(SHORT EXERCISE):
Copy out the lines that include the word "triangle".

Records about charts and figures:
— START —

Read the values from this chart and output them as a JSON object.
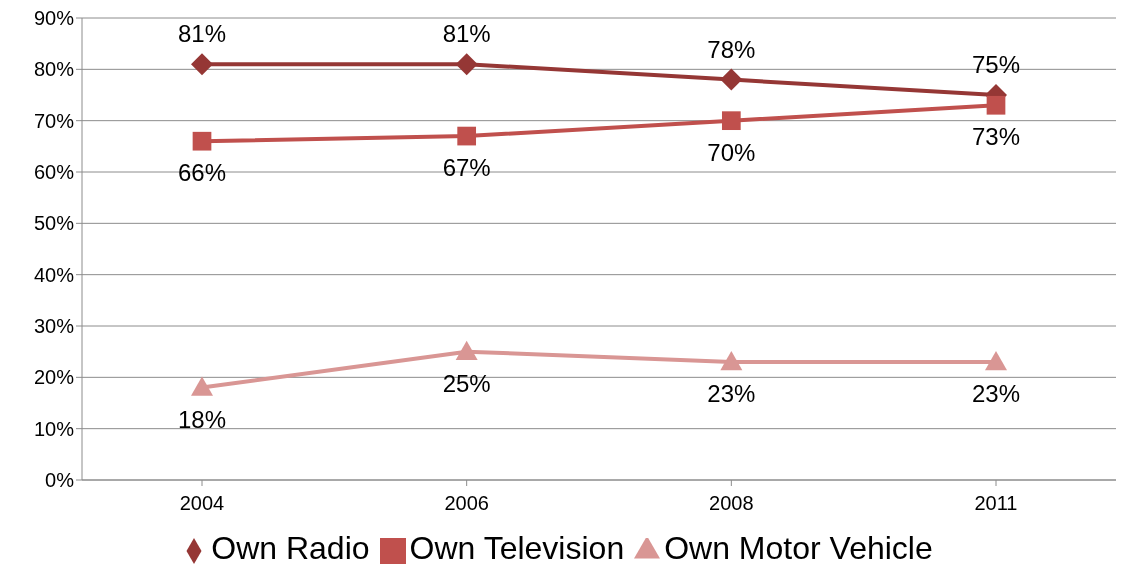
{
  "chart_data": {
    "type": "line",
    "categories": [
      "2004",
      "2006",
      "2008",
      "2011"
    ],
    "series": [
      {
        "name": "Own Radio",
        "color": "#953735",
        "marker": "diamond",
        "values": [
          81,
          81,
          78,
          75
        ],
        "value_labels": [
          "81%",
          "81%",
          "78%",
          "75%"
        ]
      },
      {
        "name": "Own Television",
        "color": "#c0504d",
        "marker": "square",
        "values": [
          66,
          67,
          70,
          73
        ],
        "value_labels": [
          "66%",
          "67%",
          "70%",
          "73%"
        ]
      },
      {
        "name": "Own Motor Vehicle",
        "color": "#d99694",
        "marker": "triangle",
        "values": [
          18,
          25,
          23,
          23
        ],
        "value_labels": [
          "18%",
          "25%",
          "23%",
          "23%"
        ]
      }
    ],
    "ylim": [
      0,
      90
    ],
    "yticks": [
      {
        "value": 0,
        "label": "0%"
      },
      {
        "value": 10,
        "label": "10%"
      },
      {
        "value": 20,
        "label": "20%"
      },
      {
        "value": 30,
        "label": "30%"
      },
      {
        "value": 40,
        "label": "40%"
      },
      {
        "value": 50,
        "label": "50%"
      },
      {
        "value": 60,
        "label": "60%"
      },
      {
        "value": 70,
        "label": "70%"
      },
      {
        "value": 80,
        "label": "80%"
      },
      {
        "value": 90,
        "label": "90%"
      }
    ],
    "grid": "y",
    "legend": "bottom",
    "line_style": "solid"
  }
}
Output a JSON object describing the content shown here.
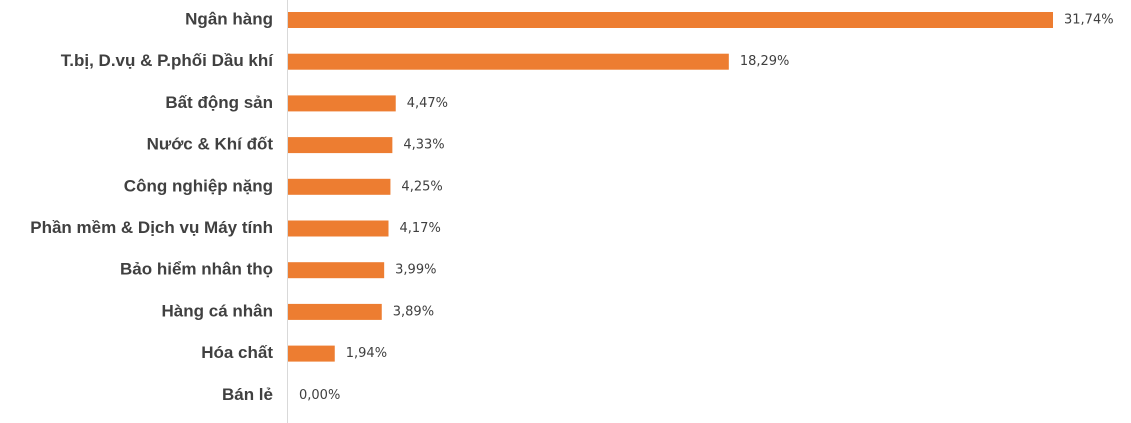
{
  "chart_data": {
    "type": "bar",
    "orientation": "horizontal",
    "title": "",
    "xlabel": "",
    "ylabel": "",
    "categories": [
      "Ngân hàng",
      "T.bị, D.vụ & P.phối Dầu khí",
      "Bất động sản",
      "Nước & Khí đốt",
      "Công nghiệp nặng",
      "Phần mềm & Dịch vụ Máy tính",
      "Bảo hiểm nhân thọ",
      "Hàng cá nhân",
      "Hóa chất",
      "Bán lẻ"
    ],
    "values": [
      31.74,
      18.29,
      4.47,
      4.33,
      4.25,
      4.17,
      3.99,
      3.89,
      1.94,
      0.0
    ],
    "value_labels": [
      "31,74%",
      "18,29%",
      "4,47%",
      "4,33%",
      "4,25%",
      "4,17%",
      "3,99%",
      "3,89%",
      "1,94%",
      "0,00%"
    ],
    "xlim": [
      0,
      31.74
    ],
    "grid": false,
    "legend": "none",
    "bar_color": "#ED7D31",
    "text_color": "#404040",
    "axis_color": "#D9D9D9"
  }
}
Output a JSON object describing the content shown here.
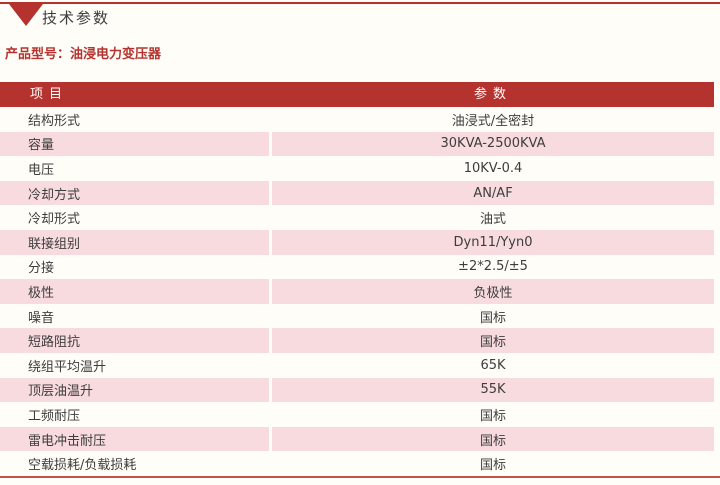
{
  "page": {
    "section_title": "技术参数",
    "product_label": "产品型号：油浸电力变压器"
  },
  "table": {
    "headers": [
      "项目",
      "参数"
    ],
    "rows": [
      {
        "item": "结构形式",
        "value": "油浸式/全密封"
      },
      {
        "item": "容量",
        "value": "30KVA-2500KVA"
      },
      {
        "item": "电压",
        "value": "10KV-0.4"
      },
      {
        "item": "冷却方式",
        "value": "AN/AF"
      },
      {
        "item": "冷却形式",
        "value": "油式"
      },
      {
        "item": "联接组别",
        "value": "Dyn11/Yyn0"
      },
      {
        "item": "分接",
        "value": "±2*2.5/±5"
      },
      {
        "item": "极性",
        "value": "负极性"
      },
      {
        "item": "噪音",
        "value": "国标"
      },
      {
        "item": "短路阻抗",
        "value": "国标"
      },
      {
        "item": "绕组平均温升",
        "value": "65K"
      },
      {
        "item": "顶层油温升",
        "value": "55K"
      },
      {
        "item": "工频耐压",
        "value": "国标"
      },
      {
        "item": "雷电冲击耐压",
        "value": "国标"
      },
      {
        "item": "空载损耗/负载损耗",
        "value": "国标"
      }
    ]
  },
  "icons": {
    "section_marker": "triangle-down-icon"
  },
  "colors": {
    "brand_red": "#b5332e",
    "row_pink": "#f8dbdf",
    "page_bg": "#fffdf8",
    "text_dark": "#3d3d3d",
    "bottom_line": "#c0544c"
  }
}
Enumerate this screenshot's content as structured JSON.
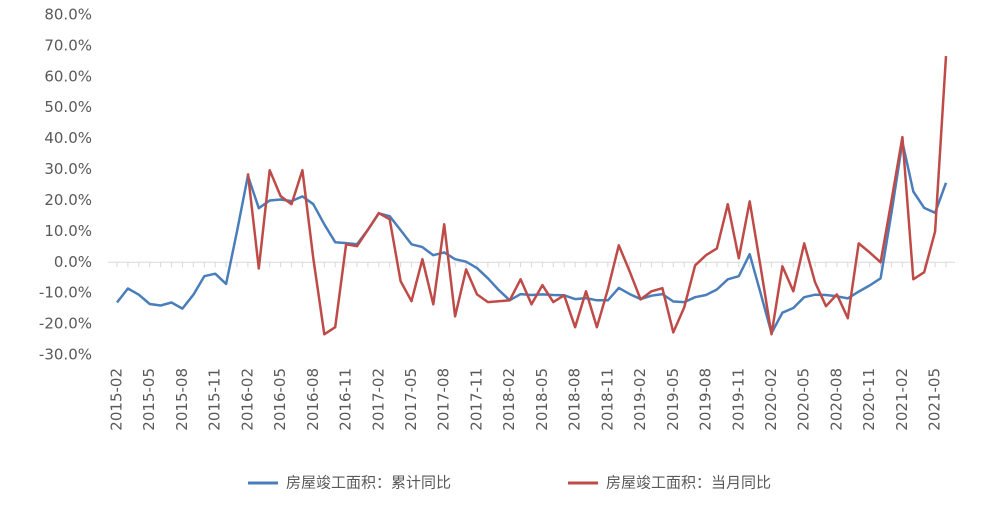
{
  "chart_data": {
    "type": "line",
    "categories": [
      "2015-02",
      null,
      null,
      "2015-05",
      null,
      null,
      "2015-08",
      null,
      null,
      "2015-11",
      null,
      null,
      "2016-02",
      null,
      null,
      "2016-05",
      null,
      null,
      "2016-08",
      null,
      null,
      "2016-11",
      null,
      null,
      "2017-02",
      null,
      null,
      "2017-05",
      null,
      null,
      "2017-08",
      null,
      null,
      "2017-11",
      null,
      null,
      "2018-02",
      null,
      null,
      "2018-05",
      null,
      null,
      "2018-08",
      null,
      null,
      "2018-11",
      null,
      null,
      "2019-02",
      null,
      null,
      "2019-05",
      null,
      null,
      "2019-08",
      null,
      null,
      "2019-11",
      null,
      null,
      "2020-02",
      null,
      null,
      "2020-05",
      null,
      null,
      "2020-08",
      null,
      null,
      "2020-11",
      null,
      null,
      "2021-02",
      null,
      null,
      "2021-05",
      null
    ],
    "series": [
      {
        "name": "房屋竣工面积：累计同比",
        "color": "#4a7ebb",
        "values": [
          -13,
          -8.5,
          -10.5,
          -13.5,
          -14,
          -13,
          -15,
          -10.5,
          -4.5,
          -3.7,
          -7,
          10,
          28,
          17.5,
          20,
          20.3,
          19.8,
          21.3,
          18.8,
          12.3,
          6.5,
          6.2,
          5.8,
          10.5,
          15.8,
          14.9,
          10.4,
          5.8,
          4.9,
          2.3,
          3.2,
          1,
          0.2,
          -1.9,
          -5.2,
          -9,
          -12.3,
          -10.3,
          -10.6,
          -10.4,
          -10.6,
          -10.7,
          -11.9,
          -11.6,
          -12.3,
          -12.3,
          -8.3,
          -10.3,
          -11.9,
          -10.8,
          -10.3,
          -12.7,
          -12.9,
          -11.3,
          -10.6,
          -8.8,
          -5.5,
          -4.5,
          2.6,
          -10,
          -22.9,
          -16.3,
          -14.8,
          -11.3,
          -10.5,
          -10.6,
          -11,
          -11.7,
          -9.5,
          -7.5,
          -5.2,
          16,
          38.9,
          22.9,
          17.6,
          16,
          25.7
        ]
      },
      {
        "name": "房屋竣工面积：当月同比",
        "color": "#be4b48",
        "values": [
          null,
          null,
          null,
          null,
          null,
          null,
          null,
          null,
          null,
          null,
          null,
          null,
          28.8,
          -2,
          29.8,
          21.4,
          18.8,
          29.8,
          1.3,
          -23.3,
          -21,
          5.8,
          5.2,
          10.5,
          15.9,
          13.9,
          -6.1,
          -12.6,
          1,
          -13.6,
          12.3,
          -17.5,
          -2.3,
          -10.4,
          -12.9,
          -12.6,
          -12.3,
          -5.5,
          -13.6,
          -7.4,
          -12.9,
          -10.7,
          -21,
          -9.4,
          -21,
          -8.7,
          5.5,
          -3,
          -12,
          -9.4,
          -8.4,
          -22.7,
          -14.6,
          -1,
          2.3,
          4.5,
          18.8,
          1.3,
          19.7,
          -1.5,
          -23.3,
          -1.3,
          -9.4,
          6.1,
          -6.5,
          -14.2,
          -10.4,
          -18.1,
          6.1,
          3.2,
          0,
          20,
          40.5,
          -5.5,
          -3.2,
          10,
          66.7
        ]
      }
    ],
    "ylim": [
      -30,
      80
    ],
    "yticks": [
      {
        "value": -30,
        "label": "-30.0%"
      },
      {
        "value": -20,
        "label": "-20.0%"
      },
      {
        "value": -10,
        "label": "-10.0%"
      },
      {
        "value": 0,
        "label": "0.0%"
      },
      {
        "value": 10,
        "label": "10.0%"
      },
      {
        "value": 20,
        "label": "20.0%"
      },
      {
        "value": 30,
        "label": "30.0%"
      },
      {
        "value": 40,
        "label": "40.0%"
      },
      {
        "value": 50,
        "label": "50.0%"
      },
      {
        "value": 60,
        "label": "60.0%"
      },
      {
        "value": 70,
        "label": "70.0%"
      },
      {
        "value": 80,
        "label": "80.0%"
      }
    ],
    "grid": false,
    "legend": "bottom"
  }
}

— END —

(RESULT FOR THIS TASK):
        "marker": "triangle",
    "section_marker": "triangle-down-icon"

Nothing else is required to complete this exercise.